§ What you will do
Restate the entries below verbatim.

§ Data for processing
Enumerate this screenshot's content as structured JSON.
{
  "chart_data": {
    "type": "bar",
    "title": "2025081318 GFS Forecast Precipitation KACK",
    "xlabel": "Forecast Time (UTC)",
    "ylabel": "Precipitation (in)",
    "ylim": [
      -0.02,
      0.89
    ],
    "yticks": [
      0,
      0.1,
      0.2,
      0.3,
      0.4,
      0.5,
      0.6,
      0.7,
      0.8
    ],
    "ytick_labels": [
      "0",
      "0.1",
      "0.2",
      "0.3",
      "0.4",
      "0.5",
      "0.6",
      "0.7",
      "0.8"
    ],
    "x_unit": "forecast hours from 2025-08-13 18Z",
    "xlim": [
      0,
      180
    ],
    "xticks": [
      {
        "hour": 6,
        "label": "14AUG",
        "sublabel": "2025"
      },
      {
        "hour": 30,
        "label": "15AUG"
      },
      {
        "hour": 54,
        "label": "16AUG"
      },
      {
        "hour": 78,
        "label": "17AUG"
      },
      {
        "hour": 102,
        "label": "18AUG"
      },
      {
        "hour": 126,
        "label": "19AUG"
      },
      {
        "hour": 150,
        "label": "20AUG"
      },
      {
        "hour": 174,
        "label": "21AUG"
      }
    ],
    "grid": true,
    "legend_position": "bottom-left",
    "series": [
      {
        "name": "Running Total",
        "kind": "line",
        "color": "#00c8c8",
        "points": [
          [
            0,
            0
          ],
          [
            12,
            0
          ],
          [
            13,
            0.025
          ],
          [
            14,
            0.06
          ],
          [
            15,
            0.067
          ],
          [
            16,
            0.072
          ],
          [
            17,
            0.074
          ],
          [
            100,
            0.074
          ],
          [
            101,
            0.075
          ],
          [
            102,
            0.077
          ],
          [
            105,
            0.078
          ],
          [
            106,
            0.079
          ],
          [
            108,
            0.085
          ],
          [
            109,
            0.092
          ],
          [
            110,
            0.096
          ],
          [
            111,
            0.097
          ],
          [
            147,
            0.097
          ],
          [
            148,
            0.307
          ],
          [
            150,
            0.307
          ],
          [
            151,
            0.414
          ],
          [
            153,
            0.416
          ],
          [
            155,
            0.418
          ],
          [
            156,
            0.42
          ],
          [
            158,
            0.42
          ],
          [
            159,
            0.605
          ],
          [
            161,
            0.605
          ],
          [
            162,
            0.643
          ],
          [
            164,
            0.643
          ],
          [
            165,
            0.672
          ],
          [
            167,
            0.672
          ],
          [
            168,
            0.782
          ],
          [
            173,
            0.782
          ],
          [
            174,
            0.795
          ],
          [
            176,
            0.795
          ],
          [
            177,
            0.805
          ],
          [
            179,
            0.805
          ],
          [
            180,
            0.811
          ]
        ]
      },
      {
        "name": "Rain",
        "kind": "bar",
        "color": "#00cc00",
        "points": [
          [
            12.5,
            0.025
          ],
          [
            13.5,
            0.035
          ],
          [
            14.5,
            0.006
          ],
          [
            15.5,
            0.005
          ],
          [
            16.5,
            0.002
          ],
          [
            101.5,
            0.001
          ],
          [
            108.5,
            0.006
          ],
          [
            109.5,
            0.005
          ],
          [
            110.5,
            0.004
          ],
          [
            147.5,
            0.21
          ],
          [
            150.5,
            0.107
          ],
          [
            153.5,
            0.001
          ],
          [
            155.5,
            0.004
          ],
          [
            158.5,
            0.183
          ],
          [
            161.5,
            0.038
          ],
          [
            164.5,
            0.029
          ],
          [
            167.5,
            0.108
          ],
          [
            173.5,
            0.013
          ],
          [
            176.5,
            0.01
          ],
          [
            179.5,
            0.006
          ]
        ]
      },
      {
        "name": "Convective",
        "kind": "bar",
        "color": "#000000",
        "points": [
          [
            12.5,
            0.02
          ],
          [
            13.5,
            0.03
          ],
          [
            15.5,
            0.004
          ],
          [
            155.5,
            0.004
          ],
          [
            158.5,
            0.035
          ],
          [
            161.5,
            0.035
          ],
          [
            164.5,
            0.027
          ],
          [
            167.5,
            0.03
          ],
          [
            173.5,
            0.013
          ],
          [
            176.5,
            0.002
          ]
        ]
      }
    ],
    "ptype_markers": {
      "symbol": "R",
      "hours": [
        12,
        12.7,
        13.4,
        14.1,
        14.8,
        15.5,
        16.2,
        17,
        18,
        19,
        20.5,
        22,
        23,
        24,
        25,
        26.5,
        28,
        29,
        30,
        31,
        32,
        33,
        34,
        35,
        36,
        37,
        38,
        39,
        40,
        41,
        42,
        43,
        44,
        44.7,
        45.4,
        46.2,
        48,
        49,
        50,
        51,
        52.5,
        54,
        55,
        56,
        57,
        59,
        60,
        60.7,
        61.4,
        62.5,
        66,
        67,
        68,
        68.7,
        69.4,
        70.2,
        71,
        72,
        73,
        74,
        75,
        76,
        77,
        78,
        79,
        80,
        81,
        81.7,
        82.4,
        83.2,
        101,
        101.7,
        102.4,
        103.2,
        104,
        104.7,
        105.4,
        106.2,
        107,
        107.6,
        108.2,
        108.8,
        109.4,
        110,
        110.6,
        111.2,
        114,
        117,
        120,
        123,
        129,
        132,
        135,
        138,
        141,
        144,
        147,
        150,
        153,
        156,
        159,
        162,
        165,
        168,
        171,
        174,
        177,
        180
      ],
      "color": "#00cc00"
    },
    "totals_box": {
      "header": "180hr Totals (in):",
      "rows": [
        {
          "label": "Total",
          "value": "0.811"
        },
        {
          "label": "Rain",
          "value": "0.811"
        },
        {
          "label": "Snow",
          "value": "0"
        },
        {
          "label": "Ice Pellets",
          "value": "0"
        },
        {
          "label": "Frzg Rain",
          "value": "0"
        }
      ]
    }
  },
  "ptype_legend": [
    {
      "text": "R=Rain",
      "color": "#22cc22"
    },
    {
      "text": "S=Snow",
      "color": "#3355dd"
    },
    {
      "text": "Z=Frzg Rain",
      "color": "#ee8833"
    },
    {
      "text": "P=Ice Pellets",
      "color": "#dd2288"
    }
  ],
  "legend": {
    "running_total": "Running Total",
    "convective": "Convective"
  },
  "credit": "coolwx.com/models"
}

§ Worked answer
Enumerate this screenshot's content as structured JSON.
{
  "chart_data": {
    "type": "bar",
    "title": "2025081318 GFS Forecast Precipitation KACK",
    "xlabel": "Forecast Time (UTC)",
    "ylabel": "Precipitation (in)",
    "ylim": [
      -0.02,
      0.89
    ],
    "yticks": [
      0,
      0.1,
      0.2,
      0.3,
      0.4,
      0.5,
      0.6,
      0.7,
      0.8
    ],
    "ytick_labels": [
      "0",
      "0.1",
      "0.2",
      "0.3",
      "0.4",
      "0.5",
      "0.6",
      "0.7",
      "0.8"
    ],
    "x_unit": "forecast hours from 2025-08-13 18Z",
    "xlim": [
      0,
      180
    ],
    "xticks": [
      {
        "hour": 6,
        "label": "14AUG",
        "sublabel": "2025"
      },
      {
        "hour": 30,
        "label": "15AUG"
      },
      {
        "hour": 54,
        "label": "16AUG"
      },
      {
        "hour": 78,
        "label": "17AUG"
      },
      {
        "hour": 102,
        "label": "18AUG"
      },
      {
        "hour": 126,
        "label": "19AUG"
      },
      {
        "hour": 150,
        "label": "20AUG"
      },
      {
        "hour": 174,
        "label": "21AUG"
      }
    ],
    "grid": true,
    "legend_position": "bottom-left",
    "series": [
      {
        "name": "Running Total",
        "kind": "line",
        "color": "#00c8c8",
        "points": [
          [
            0,
            0
          ],
          [
            12,
            0
          ],
          [
            13,
            0.025
          ],
          [
            14,
            0.06
          ],
          [
            15,
            0.067
          ],
          [
            16,
            0.072
          ],
          [
            17,
            0.074
          ],
          [
            100,
            0.074
          ],
          [
            101,
            0.075
          ],
          [
            102,
            0.077
          ],
          [
            105,
            0.078
          ],
          [
            106,
            0.079
          ],
          [
            108,
            0.085
          ],
          [
            109,
            0.092
          ],
          [
            110,
            0.096
          ],
          [
            111,
            0.097
          ],
          [
            147,
            0.097
          ],
          [
            148,
            0.307
          ],
          [
            150,
            0.307
          ],
          [
            151,
            0.414
          ],
          [
            153,
            0.416
          ],
          [
            155,
            0.418
          ],
          [
            156,
            0.42
          ],
          [
            158,
            0.42
          ],
          [
            159,
            0.605
          ],
          [
            161,
            0.605
          ],
          [
            162,
            0.643
          ],
          [
            164,
            0.643
          ],
          [
            165,
            0.672
          ],
          [
            167,
            0.672
          ],
          [
            168,
            0.782
          ],
          [
            173,
            0.782
          ],
          [
            174,
            0.795
          ],
          [
            176,
            0.795
          ],
          [
            177,
            0.805
          ],
          [
            179,
            0.805
          ],
          [
            180,
            0.811
          ]
        ]
      },
      {
        "name": "Rain",
        "kind": "bar",
        "color": "#00cc00",
        "points": [
          [
            12.5,
            0.025
          ],
          [
            13.5,
            0.035
          ],
          [
            14.5,
            0.006
          ],
          [
            15.5,
            0.005
          ],
          [
            16.5,
            0.002
          ],
          [
            101.5,
            0.001
          ],
          [
            108.5,
            0.006
          ],
          [
            109.5,
            0.005
          ],
          [
            110.5,
            0.004
          ],
          [
            147.5,
            0.21
          ],
          [
            150.5,
            0.107
          ],
          [
            153.5,
            0.001
          ],
          [
            155.5,
            0.004
          ],
          [
            158.5,
            0.183
          ],
          [
            161.5,
            0.038
          ],
          [
            164.5,
            0.029
          ],
          [
            167.5,
            0.108
          ],
          [
            173.5,
            0.013
          ],
          [
            176.5,
            0.01
          ],
          [
            179.5,
            0.006
          ]
        ]
      },
      {
        "name": "Convective",
        "kind": "bar",
        "color": "#000000",
        "points": [
          [
            12.5,
            0.02
          ],
          [
            13.5,
            0.03
          ],
          [
            15.5,
            0.004
          ],
          [
            155.5,
            0.004
          ],
          [
            158.5,
            0.035
          ],
          [
            161.5,
            0.035
          ],
          [
            164.5,
            0.027
          ],
          [
            167.5,
            0.03
          ],
          [
            173.5,
            0.013
          ],
          [
            176.5,
            0.002
          ]
        ]
      }
    ],
    "ptype_markers": {
      "symbol": "R",
      "hours": [
        12,
        12.7,
        13.4,
        14.1,
        14.8,
        15.5,
        16.2,
        17,
        18,
        19,
        20.5,
        22,
        23,
        24,
        25,
        26.5,
        28,
        29,
        30,
        31,
        32,
        33,
        34,
        35,
        36,
        37,
        38,
        39,
        40,
        41,
        42,
        43,
        44,
        44.7,
        45.4,
        46.2,
        48,
        49,
        50,
        51,
        52.5,
        54,
        55,
        56,
        57,
        59,
        60,
        60.7,
        61.4,
        62.5,
        66,
        67,
        68,
        68.7,
        69.4,
        70.2,
        71,
        72,
        73,
        74,
        75,
        76,
        77,
        78,
        79,
        80,
        81,
        81.7,
        82.4,
        83.2,
        101,
        101.7,
        102.4,
        103.2,
        104,
        104.7,
        105.4,
        106.2,
        107,
        107.6,
        108.2,
        108.8,
        109.4,
        110,
        110.6,
        111.2,
        114,
        117,
        120,
        123,
        129,
        132,
        135,
        138,
        141,
        144,
        147,
        150,
        153,
        156,
        159,
        162,
        165,
        168,
        171,
        174,
        177,
        180
      ],
      "color": "#00cc00"
    },
    "totals_box": {
      "header": "180hr Totals (in):",
      "rows": [
        {
          "label": "Total",
          "value": "0.811"
        },
        {
          "label": "Rain",
          "value": "0.811"
        },
        {
          "label": "Snow",
          "value": "0"
        },
        {
          "label": "Ice Pellets",
          "value": "0"
        },
        {
          "label": "Frzg Rain",
          "value": "0"
        }
      ]
    }
  },
  "ptype_legend": [
    {
      "text": "R=Rain",
      "color": "#22cc22"
    },
    {
      "text": "S=Snow",
      "color": "#3355dd"
    },
    {
      "text": "Z=Frzg Rain",
      "color": "#ee8833"
    },
    {
      "text": "P=Ice Pellets",
      "color": "#dd2288"
    }
  ],
  "legend": {
    "running_total": "Running Total",
    "convective": "Convective"
  },
  "credit": "coolwx.com/models"
}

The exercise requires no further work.